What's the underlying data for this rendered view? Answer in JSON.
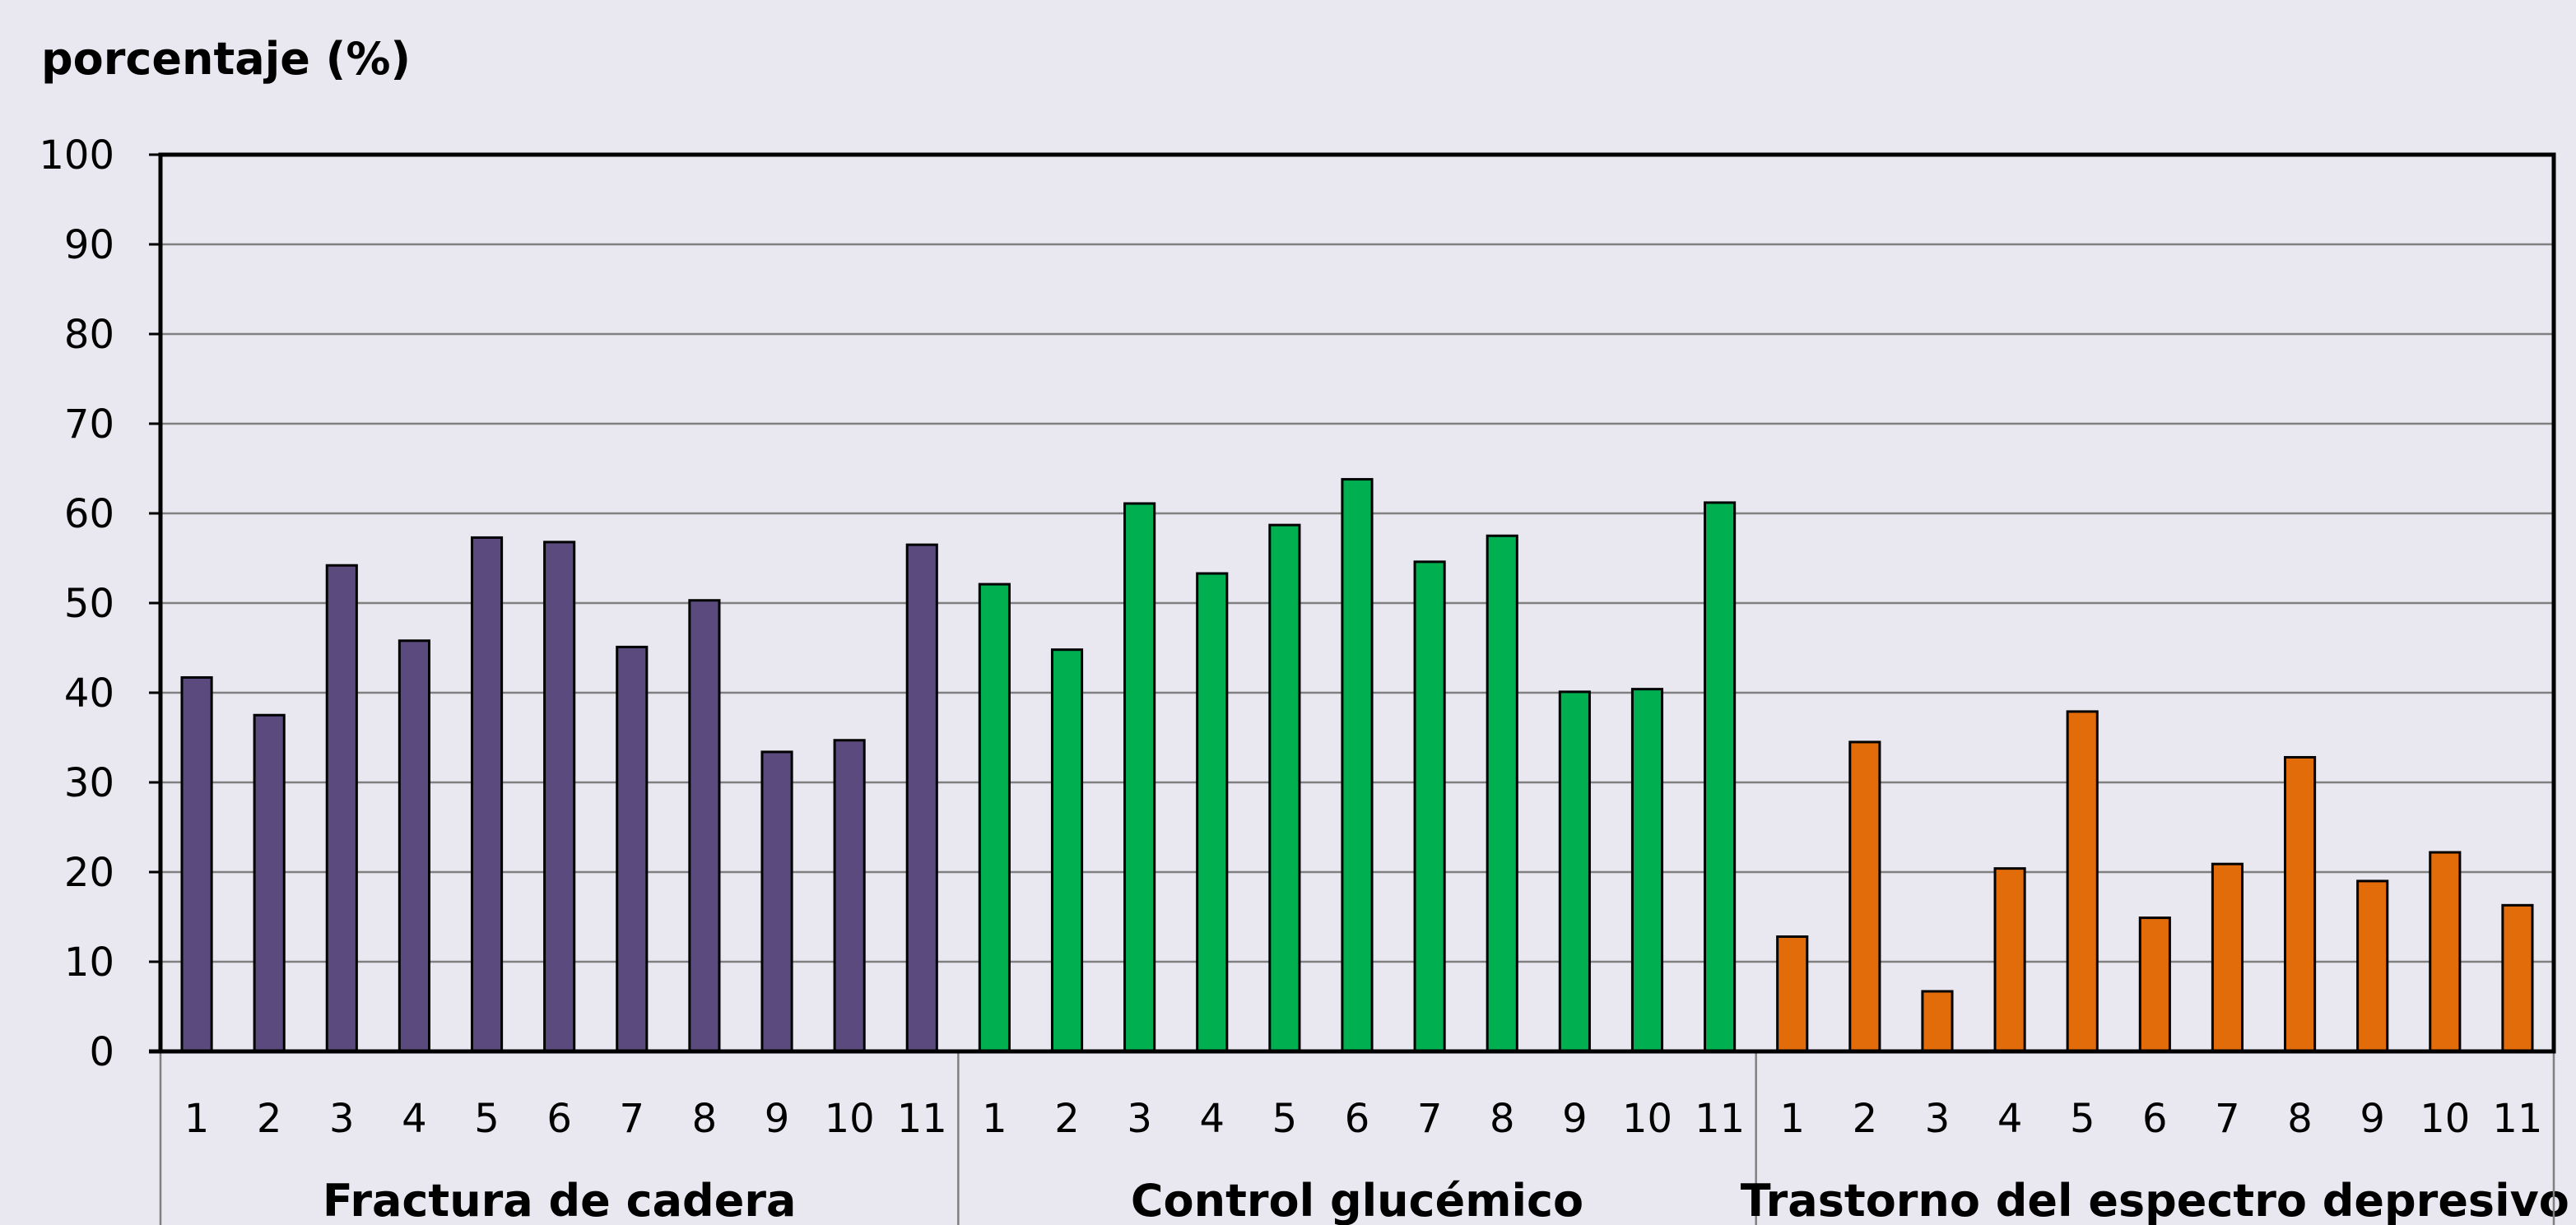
{
  "chart_data": {
    "type": "bar",
    "ylabel": "porcentaje (%)",
    "ylim": [
      0,
      100
    ],
    "yticks": [
      0,
      10,
      20,
      30,
      40,
      50,
      60,
      70,
      80,
      90,
      100
    ],
    "grid": true,
    "groups": [
      {
        "name": "Fractura de cadera",
        "color": "#5b4a7e",
        "categories": [
          "1",
          "2",
          "3",
          "4",
          "5",
          "6",
          "7",
          "8",
          "9",
          "10",
          "11"
        ],
        "values": [
          41.7,
          37.5,
          54.2,
          45.8,
          57.3,
          56.8,
          45.1,
          50.3,
          33.4,
          34.7,
          56.5
        ]
      },
      {
        "name": "Control glucémico",
        "color": "#00b050",
        "categories": [
          "1",
          "2",
          "3",
          "4",
          "5",
          "6",
          "7",
          "8",
          "9",
          "10",
          "11"
        ],
        "values": [
          52.1,
          44.8,
          61.1,
          53.3,
          58.7,
          63.8,
          54.6,
          57.5,
          40.1,
          40.4,
          61.2
        ]
      },
      {
        "name": "Trastorno del espectro depresivo",
        "color": "#e36c0a",
        "categories": [
          "1",
          "2",
          "3",
          "4",
          "5",
          "6",
          "7",
          "8",
          "9",
          "10",
          "11"
        ],
        "values": [
          12.8,
          34.5,
          6.7,
          20.4,
          37.9,
          14.9,
          20.9,
          32.8,
          19.0,
          22.2,
          16.3
        ]
      }
    ]
  }
}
.....
> _What to work on_:
Filter the data for the string "name" and copy every line that has it.

> _Correct response_:
        "name": "Fractura de cadera",
        "name": "Control glucémico",
        "name": "Trastorno del espectro depresivo",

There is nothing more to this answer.